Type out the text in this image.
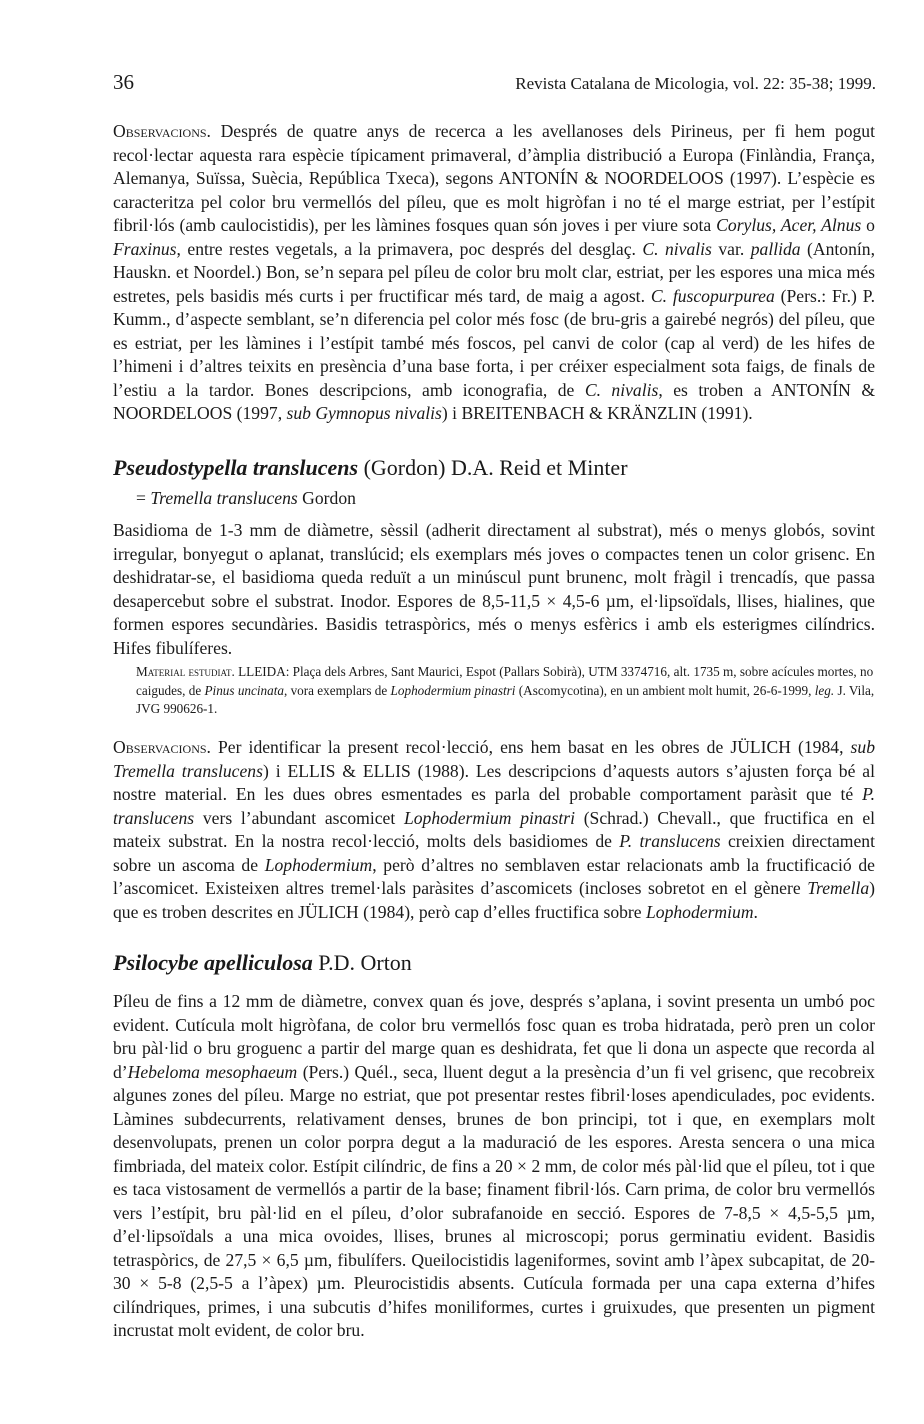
36	Revista Catalana de Micologia, vol. 22: 35-38; 1999.

Observacions. Després de quatre anys de recerca a les avellanoses dels Pirineus, per fi hem pogut recol·lectar aquesta rara espècie típicament primaveral, d’àmplia distribució a Europa (Finlàndia, França, Alemanya, Suïssa, Suècia, República Txeca), segons ANTONÍN & NOORDELOOS (1997). L’espècie es caracteritza pel color bru vermellós del píleu, que es molt higròfan i no té el marge estriat, per l’estípit fibril·lós (amb caulocistidis), per les làmines fosques quan són joves i per viure sota Corylus, Acer, Alnus o Fraxinus, entre restes vegetals, a la primavera, poc després del desglaç. C. nivalis var. pallida (Antonín, Hauskn. et Noordel.) Bon, se’n separa pel píleu de color bru molt clar, estriat, per les espores una mica més estretes, pels basidis més curts i per fructificar més tard, de maig a agost. C. fuscopurpurea (Pers.: Fr.) P. Kumm., d’aspecte semblant, se’n diferencia pel color més fosc (de bru-gris a gairebé negrós) del píleu, que es estriat, per les làmines i l’estípit també més foscos, pel canvi de color (cap al verd) de les hifes de l’himeni i d’altres teixits en presència d’una base forta, i per créixer especialment sota faigs, de finals de l’estiu a la tardor. Bones descripcions, amb iconografia, de C. nivalis, es troben a ANTONÍN & NOORDELOOS (1997, sub Gymnopus nivalis) i BREITENBACH & KRÄNZLIN (1991).

Pseudostypella translucens (Gordon) D.A. Reid et Minter
= Tremella translucens Gordon

Basidioma de 1-3 mm de diàmetre, sèssil (adherit directament al substrat), més o menys globós, sovint irregular, bonyegut o aplanat, translúcid; els exemplars més joves o compactes tenen un color grisenc. En deshidratar-se, el basidioma queda reduït a un minúscul punt brunenc, molt fràgil i trencadís, que passa desapercebut sobre el substrat. Inodor. Espores de 8,5-11,5 × 4,5-6 µm, el·lipsoïdals, llises, hialines, que formen espores secundàries. Basidis tetraspòrics, més o menys esfèrics i amb els esterigmes cilíndrics. Hifes fibulíferes.

Material estudiat. LLEIDA: Plaça dels Arbres, Sant Maurici, Espot (Pallars Sobirà), UTM 3374716, alt. 1735 m, sobre acícules mortes, no caigudes, de Pinus uncinata, vora exemplars de Lophodermium pinastri (Ascomycotina), en un ambient molt humit, 26-6-1999, leg. J. Vila, JVG 990626-1.

Observacions. Per identificar la present recol·lecció, ens hem basat en les obres de JÜLICH (1984, sub Tremella translucens) i ELLIS & ELLIS (1988). Les descripcions d’aquests autors s’ajusten força bé al nostre material. En les dues obres esmentades es parla del probable comportament paràsit que té P. translucens vers l’abundant ascomicet Lophodermium pinastri (Schrad.) Chevall., que fructifica en el mateix substrat. En la nostra recol·lecció, molts dels basidiomes de P. translucens creixien directament sobre un ascoma de Lophodermium, però d’altres no semblaven estar relacionats amb la fructificació de l’ascomicet. Existeixen altres tremel·lals paràsites d’ascomicets (incloses sobretot en el gènere Tremella) que es troben descrites en JÜLICH (1984), però cap d’elles fructifica sobre Lophodermium.

Psilocybe apelliculosa P.D. Orton

Píleu de fins a 12 mm de diàmetre, convex quan és jove, després s’aplana, i sovint presenta un umbó poc evident. Cutícula molt higròfana, de color bru vermellós fosc quan es troba hidratada, però pren un color bru pàl·lid o bru groguenc a partir del marge quan es deshidrata, fet que li dona un aspecte que recorda al d’Hebeloma mesophaeum (Pers.) Quél., seca, lluent degut a la presència d’un fi vel grisenc, que recobreix algunes zones del píleu. Marge no estriat, que pot presentar restes fibril·loses apendiculades, poc evidents. Làmines subdecurrents, relativament denses, brunes de bon principi, tot i que, en exemplars molt desenvolupats, prenen un color porpra degut a la maduració de les espores. Aresta sencera o una mica fimbriada, del mateix color. Estípit cilíndric, de fins a 20 × 2 mm, de color més pàl·lid que el píleu, tot i que es taca vistosament de vermellós a partir de la base; finament fibril·lós. Carn prima, de color bru vermellós vers l’estípit, bru pàl·lid en el píleu, d’olor subrafanoide en secció. Espores de 7-8,5 × 4,5-5,5 µm, d’el·lipsoïdals a una mica ovoides, llises, brunes al microscopi; porus germinatiu evident. Basidis tetraspòrics, de 27,5 × 6,5 µm, fibulífers. Queilocistidis lageniformes, sovint amb l’àpex subcapitat, de 20-30 × 5-8 (2,5-5 a l’àpex) µm. Pleurocistidis absents. Cutícula formada per una capa externa d’hifes cilíndriques, primes, i una subcutis d’hifes moniliformes, curtes i gruixudes, que presenten un pigment incrustat molt evident, de color bru.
************
== Task description ==
Transcribe each line above verbatim, with the pictures left out.

== Answer to this problem ==
Type out the text in this image.
36	Revista Catalana de Micologia, vol. 22: 35-38; 1999.

Observacions. Després de quatre anys de recerca a les avellanoses dels Pirineus, per fi hem pogut recol·lectar aquesta rara espècie típicament primaveral, d’àmplia distribució a Europa (Finlàndia, França, Alemanya, Suïssa, Suècia, República Txeca), segons ANTONÍN & NOORDELOOS (1997). L’espècie es caracteritza pel color bru vermellós del píleu, que es molt higròfan i no té el marge estriat, per l’estípit fibril·lós (amb caulocistidis), per les làmines fosques quan són joves i per viure sota Corylus, Acer, Alnus o Fraxinus, entre restes vegetals, a la primavera, poc després del desglaç. C. nivalis var. pallida (Antonín, Hauskn. et Noordel.) Bon, se’n separa pel píleu de color bru molt clar, estriat, per les espores una mica més estretes, pels basidis més curts i per fructificar més tard, de maig a agost. C. fuscopurpurea (Pers.: Fr.) P. Kumm., d’aspecte semblant, se’n diferencia pel color més fosc (de bru-gris a gairebé negrós) del píleu, que es estriat, per les làmines i l’estípit també més foscos, pel canvi de color (cap al verd) de les hifes de l’himeni i d’altres teixits en presència d’una base forta, i per créixer especialment sota faigs, de finals de l’estiu a la tardor. Bones descripcions, amb iconografia, de C. nivalis, es troben a ANTONÍN & NOORDELOOS (1997, sub Gymnopus nivalis) i BREITENBACH & KRÄNZLIN (1991).

Pseudostypella translucens (Gordon) D.A. Reid et Minter
= Tremella translucens Gordon

Basidioma de 1-3 mm de diàmetre, sèssil (adherit directament al substrat), més o menys globós, sovint irregular, bonyegut o aplanat, translúcid; els exemplars més joves o compactes tenen un color grisenc. En deshidratar-se, el basidioma queda reduït a un minúscul punt brunenc, molt fràgil i trencadís, que passa desapercebut sobre el substrat. Inodor. Espores de 8,5-11,5 × 4,5-6 µm, el·lipsoïdals, llises, hialines, que formen espores secundàries. Basidis tetraspòrics, més o menys esfèrics i amb els esterigmes cilíndrics. Hifes fibulíferes.

Material estudiat. LLEIDA: Plaça dels Arbres, Sant Maurici, Espot (Pallars Sobirà), UTM 3374716, alt. 1735 m, sobre acícules mortes, no caigudes, de Pinus uncinata, vora exemplars de Lophodermium pinastri (Ascomycotina), en un ambient molt humit, 26-6-1999, leg. J. Vila, JVG 990626-1.

Observacions. Per identificar la present recol·lecció, ens hem basat en les obres de JÜLICH (1984, sub Tremella translucens) i ELLIS & ELLIS (1988). Les descripcions d’aquests autors s’ajusten força bé al nostre material. En les dues obres esmentades es parla del probable comportament paràsit que té P. translucens vers l’abundant ascomicet Lophodermium pinastri (Schrad.) Chevall., que fructifica en el mateix substrat. En la nostra recol·lecció, molts dels basidiomes de P. translucens creixien directament sobre un ascoma de Lophodermium, però d’altres no semblaven estar relacionats amb la fructificació de l’ascomicet. Existeixen altres tremel·lals paràsites d’ascomicets (incloses sobretot en el gènere Tremella) que es troben descrites en JÜLICH (1984), però cap d’elles fructifica sobre Lophodermium.

Psilocybe apelliculosa P.D. Orton

Píleu de fins a 12 mm de diàmetre, convex quan és jove, després s’aplana, i sovint presenta un umbó poc evident. Cutícula molt higròfana, de color bru vermellós fosc quan es troba hidratada, però pren un color bru pàl·lid o bru groguenc a partir del marge quan es deshidrata, fet que li dona un aspecte que recorda al d’Hebeloma mesophaeum (Pers.) Quél., seca, lluent degut a la presència d’un fi vel grisenc, que recobreix algunes zones del píleu. Marge no estriat, que pot presentar restes fibril·loses apendiculades, poc evidents. Làmines subdecurrents, relativament denses, brunes de bon principi, tot i que, en exemplars molt desenvolupats, prenen un color porpra degut a la maduració de les espores. Aresta sencera o una mica fimbriada, del mateix color. Estípit cilíndric, de fins a 20 × 2 mm, de color més pàl·lid que el píleu, tot i que es taca vistosament de vermellós a partir de la base; finament fibril·lós. Carn prima, de color bru vermellós vers l’estípit, bru pàl·lid en el píleu, d’olor subrafanoide en secció. Espores de 7-8,5 × 4,5-5,5 µm, d’el·lipsoïdals a una mica ovoides, llises, brunes al microscopi; porus germinatiu evident. Basidis tetraspòrics, de 27,5 × 6,5 µm, fibulífers. Queilocistidis lageniformes, sovint amb l’àpex subcapitat, de 20-30 × 5-8 (2,5-5 a l’àpex) µm. Pleurocistidis absents. Cutícula formada per una capa externa d’hifes cilíndriques, primes, i una subcutis d’hifes moniliformes, curtes i gruixudes, que presenten un pigment incrustat molt evident, de color bru.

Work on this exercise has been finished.